▸ Given instruction:
Look for "saves" in each line of the entries, and return the matching lines.

▸ Data for the task:
(begin)

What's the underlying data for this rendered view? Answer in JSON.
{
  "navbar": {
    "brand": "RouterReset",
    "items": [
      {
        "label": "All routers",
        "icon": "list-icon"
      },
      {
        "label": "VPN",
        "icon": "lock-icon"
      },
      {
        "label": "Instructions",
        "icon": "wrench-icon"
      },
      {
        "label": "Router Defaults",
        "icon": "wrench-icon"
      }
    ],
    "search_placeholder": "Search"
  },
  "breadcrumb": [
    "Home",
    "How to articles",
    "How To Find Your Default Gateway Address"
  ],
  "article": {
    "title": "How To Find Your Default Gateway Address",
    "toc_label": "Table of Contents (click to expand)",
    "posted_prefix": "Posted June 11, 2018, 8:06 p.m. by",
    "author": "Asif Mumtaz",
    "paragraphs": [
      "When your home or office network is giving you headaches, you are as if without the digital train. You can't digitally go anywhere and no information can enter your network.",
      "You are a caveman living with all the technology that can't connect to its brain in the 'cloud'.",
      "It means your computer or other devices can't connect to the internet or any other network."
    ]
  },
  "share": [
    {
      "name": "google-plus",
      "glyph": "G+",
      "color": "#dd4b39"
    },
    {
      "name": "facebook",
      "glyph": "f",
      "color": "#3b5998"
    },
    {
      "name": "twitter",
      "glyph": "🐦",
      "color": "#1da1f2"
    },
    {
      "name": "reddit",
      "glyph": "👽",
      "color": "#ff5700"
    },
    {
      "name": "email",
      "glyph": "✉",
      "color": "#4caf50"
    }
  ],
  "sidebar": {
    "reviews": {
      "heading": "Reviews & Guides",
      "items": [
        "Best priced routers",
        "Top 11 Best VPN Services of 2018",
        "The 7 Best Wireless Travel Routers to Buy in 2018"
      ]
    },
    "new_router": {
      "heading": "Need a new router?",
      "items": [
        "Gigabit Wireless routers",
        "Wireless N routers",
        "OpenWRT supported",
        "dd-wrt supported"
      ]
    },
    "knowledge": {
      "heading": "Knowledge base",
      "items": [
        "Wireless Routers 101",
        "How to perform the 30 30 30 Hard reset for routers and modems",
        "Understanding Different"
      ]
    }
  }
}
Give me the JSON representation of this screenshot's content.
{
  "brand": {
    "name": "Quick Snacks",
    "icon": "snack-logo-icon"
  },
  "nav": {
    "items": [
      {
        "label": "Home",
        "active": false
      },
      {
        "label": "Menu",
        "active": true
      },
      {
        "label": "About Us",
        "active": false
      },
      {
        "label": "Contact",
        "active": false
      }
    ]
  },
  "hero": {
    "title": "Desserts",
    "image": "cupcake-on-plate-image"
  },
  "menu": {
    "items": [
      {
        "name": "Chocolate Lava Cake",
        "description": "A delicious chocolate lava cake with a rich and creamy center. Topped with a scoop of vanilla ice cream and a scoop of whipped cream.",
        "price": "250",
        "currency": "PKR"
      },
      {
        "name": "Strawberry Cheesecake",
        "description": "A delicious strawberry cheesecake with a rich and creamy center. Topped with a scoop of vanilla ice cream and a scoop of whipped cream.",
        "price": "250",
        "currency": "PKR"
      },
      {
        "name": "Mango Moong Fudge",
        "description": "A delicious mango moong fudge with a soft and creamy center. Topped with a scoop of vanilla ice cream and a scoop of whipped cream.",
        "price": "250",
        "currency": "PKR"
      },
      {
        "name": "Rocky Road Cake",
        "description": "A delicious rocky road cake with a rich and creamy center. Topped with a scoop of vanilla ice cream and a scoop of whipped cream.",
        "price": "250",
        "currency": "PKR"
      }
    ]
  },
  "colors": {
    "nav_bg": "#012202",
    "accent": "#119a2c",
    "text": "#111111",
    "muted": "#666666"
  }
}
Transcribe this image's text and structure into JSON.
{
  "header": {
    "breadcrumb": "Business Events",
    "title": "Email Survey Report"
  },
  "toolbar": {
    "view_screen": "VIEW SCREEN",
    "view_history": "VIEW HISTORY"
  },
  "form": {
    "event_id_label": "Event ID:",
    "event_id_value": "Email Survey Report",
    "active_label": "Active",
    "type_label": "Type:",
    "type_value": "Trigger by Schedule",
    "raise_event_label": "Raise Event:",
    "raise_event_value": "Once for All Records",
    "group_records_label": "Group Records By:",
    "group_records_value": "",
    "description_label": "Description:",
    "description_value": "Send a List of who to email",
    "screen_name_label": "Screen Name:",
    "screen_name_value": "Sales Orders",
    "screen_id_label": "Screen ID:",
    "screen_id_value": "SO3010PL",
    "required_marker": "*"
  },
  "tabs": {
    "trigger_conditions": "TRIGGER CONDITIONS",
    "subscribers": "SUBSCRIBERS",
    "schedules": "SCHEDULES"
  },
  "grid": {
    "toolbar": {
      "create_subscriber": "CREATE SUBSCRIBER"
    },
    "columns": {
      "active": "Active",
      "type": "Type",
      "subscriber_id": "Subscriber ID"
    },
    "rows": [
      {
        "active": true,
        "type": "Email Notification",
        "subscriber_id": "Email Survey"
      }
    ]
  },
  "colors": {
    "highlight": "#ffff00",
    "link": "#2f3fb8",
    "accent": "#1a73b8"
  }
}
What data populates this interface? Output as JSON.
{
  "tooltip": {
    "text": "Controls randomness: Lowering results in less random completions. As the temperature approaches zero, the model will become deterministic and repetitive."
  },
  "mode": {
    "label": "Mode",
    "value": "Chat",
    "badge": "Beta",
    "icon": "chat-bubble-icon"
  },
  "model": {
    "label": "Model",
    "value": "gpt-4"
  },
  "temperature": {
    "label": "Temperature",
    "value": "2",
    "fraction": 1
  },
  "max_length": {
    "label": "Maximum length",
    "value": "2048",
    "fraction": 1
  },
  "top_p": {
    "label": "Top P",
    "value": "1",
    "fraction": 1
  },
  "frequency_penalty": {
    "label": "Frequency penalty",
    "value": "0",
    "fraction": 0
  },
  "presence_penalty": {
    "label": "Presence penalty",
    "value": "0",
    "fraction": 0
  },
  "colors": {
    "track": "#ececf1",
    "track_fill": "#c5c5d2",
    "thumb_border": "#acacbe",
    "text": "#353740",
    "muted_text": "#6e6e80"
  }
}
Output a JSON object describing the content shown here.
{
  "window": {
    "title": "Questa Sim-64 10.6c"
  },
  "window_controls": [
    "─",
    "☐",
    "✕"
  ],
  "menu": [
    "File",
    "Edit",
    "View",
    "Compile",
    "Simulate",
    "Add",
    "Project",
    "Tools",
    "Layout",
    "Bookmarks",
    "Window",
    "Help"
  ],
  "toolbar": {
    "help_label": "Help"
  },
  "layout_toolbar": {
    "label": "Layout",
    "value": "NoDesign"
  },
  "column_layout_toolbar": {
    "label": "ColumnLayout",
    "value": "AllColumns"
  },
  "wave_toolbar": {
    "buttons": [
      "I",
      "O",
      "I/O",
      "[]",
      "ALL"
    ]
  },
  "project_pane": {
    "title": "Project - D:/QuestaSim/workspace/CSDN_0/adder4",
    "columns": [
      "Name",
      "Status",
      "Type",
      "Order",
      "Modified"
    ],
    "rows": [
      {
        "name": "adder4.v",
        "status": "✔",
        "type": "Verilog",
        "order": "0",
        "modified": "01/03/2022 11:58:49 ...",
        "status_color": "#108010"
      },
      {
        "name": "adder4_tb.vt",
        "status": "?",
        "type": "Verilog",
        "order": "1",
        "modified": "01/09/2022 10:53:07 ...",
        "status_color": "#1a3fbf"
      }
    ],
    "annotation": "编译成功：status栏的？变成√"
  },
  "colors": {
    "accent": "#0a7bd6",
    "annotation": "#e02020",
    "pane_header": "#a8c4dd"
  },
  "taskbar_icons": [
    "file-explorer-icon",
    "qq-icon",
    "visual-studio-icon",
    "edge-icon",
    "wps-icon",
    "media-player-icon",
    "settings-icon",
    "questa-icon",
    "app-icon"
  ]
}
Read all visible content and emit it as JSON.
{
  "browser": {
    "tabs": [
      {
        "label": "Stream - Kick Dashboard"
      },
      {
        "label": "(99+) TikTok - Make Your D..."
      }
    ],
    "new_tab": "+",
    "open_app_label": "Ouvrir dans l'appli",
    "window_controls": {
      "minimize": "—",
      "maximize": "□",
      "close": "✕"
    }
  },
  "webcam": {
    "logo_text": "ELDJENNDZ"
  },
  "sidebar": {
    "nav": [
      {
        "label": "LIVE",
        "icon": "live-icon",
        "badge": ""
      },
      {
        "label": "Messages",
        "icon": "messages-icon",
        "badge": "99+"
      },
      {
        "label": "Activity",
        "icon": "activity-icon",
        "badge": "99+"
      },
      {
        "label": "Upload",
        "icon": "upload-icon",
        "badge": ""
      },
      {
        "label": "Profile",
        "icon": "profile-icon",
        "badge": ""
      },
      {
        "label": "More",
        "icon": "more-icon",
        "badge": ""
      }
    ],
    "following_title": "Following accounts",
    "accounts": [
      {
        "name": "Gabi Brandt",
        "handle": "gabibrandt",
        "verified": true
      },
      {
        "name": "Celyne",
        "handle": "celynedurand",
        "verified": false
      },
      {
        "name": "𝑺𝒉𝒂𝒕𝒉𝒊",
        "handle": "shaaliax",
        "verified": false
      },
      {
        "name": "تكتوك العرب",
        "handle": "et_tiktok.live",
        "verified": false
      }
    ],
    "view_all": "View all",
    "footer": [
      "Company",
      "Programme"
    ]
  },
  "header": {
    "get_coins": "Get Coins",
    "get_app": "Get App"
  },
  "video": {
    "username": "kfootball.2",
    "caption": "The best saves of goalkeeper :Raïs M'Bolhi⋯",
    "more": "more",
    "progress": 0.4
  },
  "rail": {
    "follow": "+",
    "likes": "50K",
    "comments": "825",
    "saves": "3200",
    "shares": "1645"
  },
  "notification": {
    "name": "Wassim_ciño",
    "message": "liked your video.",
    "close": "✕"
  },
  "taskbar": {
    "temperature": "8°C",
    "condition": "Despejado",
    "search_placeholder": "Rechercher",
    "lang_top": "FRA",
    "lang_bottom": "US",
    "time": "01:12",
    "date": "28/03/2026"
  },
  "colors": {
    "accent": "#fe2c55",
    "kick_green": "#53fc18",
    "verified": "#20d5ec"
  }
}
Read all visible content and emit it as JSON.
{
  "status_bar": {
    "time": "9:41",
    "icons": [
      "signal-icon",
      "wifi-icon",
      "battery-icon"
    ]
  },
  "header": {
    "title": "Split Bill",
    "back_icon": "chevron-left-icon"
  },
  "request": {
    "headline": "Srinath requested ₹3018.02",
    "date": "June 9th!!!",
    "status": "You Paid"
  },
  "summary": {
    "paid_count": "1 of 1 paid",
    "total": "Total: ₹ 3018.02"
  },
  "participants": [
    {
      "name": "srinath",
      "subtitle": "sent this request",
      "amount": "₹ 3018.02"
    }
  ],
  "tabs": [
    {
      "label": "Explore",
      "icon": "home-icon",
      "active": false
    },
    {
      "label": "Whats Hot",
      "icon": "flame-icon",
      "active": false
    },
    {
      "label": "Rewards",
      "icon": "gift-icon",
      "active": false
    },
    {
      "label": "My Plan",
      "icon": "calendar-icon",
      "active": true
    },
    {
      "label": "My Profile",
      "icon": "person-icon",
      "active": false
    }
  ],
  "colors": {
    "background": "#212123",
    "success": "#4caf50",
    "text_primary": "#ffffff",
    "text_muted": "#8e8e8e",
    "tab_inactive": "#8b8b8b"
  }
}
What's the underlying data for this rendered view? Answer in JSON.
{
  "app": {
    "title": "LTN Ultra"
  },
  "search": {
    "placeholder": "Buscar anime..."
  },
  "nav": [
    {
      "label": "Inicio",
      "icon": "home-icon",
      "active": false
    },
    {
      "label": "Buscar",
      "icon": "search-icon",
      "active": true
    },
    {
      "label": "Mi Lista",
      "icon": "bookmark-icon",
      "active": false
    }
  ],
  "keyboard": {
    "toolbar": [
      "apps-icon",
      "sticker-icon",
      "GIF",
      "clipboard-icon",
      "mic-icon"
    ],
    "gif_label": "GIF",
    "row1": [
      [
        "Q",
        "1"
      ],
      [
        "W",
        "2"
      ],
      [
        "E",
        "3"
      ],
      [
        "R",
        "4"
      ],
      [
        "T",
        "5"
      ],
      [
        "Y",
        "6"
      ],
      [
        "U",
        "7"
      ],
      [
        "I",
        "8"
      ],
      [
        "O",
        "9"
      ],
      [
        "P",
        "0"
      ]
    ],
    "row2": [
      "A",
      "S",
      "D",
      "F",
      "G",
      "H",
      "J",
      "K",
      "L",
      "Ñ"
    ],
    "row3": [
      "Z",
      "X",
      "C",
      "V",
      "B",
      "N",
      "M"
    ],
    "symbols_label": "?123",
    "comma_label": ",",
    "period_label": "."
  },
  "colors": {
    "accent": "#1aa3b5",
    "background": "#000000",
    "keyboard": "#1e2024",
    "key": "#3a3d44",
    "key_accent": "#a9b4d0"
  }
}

(end)

▸ Exercise solution:
    "caption": "The best saves of goalkeeper :Raïs M'Bolhi⋯",
    "saves": "3200",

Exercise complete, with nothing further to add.